*WORK INSTRUCTIONS:*
Can you transcribe the data exactly? Leave the pictures out.

— Begin PROVIDED RECORDS —

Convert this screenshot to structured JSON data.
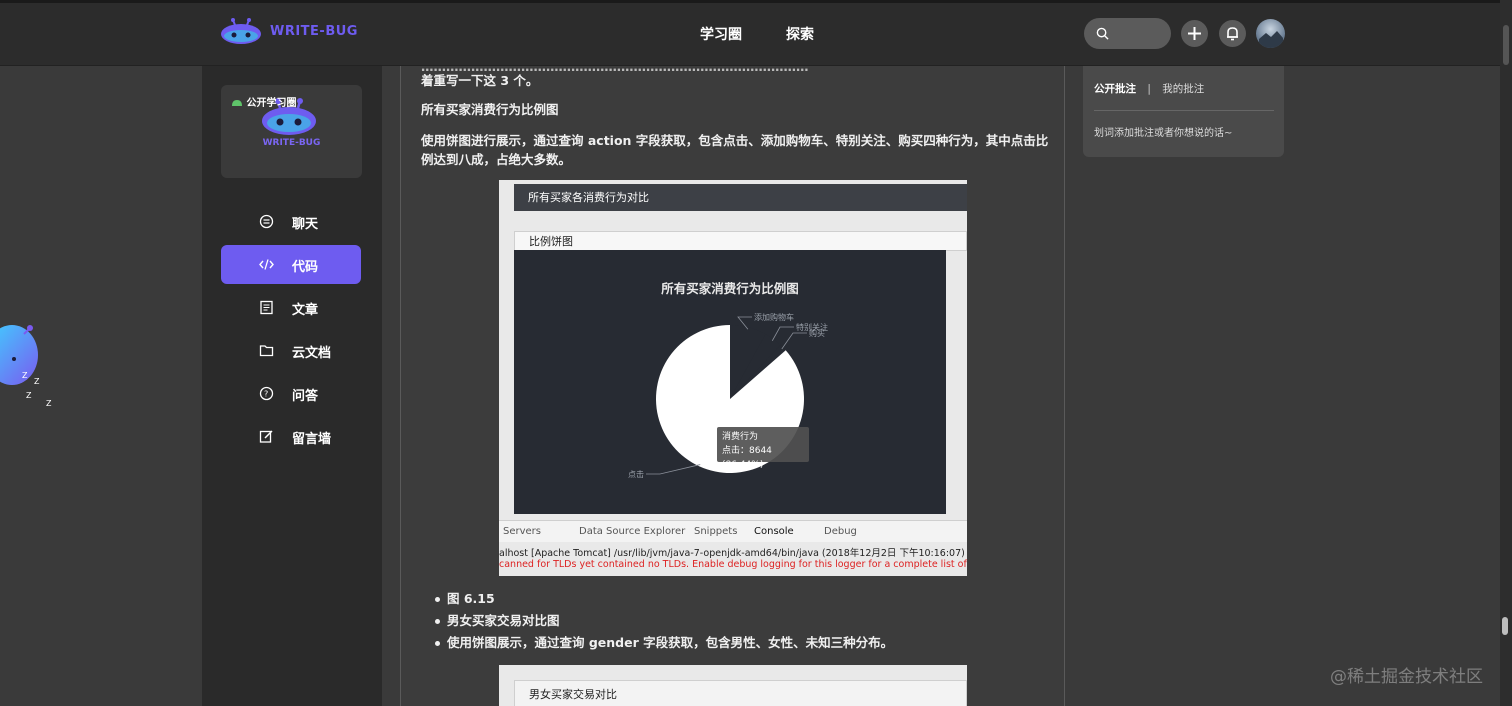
{
  "header": {
    "logo_text": "WRITE-BUG",
    "nav": [
      "学习圈",
      "探索"
    ],
    "icons": [
      "search-icon",
      "plus-icon",
      "bell-icon",
      "avatar"
    ],
    "brand_color": "#6e5cf0"
  },
  "sidebar": {
    "circle_card": {
      "tag": "公开学习圈",
      "logo_text": "WRITE-BUG"
    },
    "items": [
      {
        "label": "聊天",
        "icon": "chat-icon",
        "active": false
      },
      {
        "label": "代码",
        "icon": "code-icon",
        "active": true
      },
      {
        "label": "文章",
        "icon": "article-icon",
        "active": false
      },
      {
        "label": "云文档",
        "icon": "folder-icon",
        "active": false
      },
      {
        "label": "问答",
        "icon": "question-icon",
        "active": false
      },
      {
        "label": "留言墙",
        "icon": "edit-icon",
        "active": false
      }
    ]
  },
  "main": {
    "intro_tail": "着重写一下这 3 个。",
    "heading1": "所有买家消费行为比例图",
    "desc1_line1": "使用饼图进行展示，通过查询 action 字段获取，包含点击、添加购物车、特别关注、购买四种行为，其中点击比",
    "desc1_line2": "例达到八成，占绝大多数。",
    "figure1": {
      "window_title": "所有买家各消费行为对比",
      "panel_title": "比例饼图",
      "console_tabs": [
        "Servers",
        "Data Source Explorer",
        "Snippets",
        "Console",
        "Debug"
      ],
      "console_line1": "alhost [Apache Tomcat] /usr/lib/jvm/java-7-openjdk-amd64/bin/java (2018年12月2日 下午10:16:07)",
      "console_line2": "canned for TLDs yet contained no TLDs. Enable debug logging for this logger for a complete list of JARs that were scanned"
    },
    "bullets": [
      "图 6.15",
      "男女买家交易对比图",
      "使用饼图展示，通过查询 gender 字段获取，包含男性、女性、未知三种分布。"
    ],
    "figure2": {
      "window_title": "男女买家交易对比"
    }
  },
  "chart_data": {
    "type": "pie",
    "title": "所有买家消费行为比例图",
    "series_name": "消费行为",
    "categories": [
      "点击",
      "添加购物车",
      "特别关注",
      "购买"
    ],
    "values": [
      8644,
      800,
      400,
      157
    ],
    "tooltip": {
      "line1": "消费行为",
      "line2": "点击：8644 (86.44%)"
    },
    "colors": {
      "click": "#ffffff",
      "cart": "#272b33",
      "follow": "#272b33",
      "buy": "#272b33"
    }
  },
  "annotations": {
    "tab_public": "公开批注",
    "separator": "|",
    "tab_mine": "我的批注",
    "hint": "划词添加批注或者你想说的话~"
  },
  "watermark": "@稀土掘金技术社区"
}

— End PROVIDED RECORDS —

*PROBLEM SOLUTION:*
Convert this screenshot to structured JSON data.
{
  "header": {
    "logo_text": "WRITE-BUG",
    "nav": [
      "学习圈",
      "探索"
    ],
    "icons": [
      "search-icon",
      "plus-icon",
      "bell-icon",
      "avatar"
    ],
    "brand_color": "#6e5cf0"
  },
  "sidebar": {
    "circle_card": {
      "tag": "公开学习圈",
      "logo_text": "WRITE-BUG"
    },
    "items": [
      {
        "label": "聊天",
        "icon": "chat-icon",
        "active": false
      },
      {
        "label": "代码",
        "icon": "code-icon",
        "active": true
      },
      {
        "label": "文章",
        "icon": "article-icon",
        "active": false
      },
      {
        "label": "云文档",
        "icon": "folder-icon",
        "active": false
      },
      {
        "label": "问答",
        "icon": "question-icon",
        "active": false
      },
      {
        "label": "留言墙",
        "icon": "edit-icon",
        "active": false
      }
    ]
  },
  "main": {
    "intro_tail": "着重写一下这 3 个。",
    "heading1": "所有买家消费行为比例图",
    "desc1_line1": "使用饼图进行展示，通过查询 action 字段获取，包含点击、添加购物车、特别关注、购买四种行为，其中点击比",
    "desc1_line2": "例达到八成，占绝大多数。",
    "figure1": {
      "window_title": "所有买家各消费行为对比",
      "panel_title": "比例饼图",
      "console_tabs": [
        "Servers",
        "Data Source Explorer",
        "Snippets",
        "Console",
        "Debug"
      ],
      "console_line1": "alhost [Apache Tomcat] /usr/lib/jvm/java-7-openjdk-amd64/bin/java (2018年12月2日 下午10:16:07)",
      "console_line2": "canned for TLDs yet contained no TLDs. Enable debug logging for this logger for a complete list of JARs that were scanned"
    },
    "bullets": [
      "图 6.15",
      "男女买家交易对比图",
      "使用饼图展示，通过查询 gender 字段获取，包含男性、女性、未知三种分布。"
    ],
    "figure2": {
      "window_title": "男女买家交易对比"
    }
  },
  "chart_data": {
    "type": "pie",
    "title": "所有买家消费行为比例图",
    "series_name": "消费行为",
    "categories": [
      "点击",
      "添加购物车",
      "特别关注",
      "购买"
    ],
    "values": [
      8644,
      800,
      400,
      157
    ],
    "tooltip": {
      "line1": "消费行为",
      "line2": "点击：8644 (86.44%)"
    },
    "colors": {
      "click": "#ffffff",
      "cart": "#272b33",
      "follow": "#272b33",
      "buy": "#272b33"
    }
  },
  "annotations": {
    "tab_public": "公开批注",
    "separator": "|",
    "tab_mine": "我的批注",
    "hint": "划词添加批注或者你想说的话~"
  },
  "watermark": "@稀土掘金技术社区"
}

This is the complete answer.